Given problem: In the listing below, locate the lines that hold "name" and copy them.

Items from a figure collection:
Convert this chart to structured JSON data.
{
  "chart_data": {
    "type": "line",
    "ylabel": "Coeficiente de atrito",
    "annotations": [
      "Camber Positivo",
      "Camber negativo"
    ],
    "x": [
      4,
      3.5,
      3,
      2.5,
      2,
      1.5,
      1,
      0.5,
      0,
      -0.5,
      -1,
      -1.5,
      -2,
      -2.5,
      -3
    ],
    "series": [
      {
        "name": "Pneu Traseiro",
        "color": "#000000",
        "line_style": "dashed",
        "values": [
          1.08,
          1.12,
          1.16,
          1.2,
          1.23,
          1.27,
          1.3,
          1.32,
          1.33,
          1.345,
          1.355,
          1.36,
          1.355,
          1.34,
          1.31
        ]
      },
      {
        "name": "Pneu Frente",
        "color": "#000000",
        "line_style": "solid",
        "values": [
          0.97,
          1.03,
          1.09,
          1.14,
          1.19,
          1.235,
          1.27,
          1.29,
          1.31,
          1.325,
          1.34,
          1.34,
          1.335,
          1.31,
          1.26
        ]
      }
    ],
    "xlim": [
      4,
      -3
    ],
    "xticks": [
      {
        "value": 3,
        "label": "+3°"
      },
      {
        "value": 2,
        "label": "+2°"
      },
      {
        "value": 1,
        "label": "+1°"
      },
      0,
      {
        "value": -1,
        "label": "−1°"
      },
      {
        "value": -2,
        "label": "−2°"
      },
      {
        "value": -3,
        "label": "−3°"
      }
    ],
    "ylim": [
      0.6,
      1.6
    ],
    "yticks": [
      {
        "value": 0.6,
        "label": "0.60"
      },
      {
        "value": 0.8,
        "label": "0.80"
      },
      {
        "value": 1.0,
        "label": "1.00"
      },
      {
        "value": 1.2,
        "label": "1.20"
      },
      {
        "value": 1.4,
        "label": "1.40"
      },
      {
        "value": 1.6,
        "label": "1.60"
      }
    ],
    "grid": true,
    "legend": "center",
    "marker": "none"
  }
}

Worked answer:
        "name": "Pneu Traseiro",
        "name": "Pneu Frente",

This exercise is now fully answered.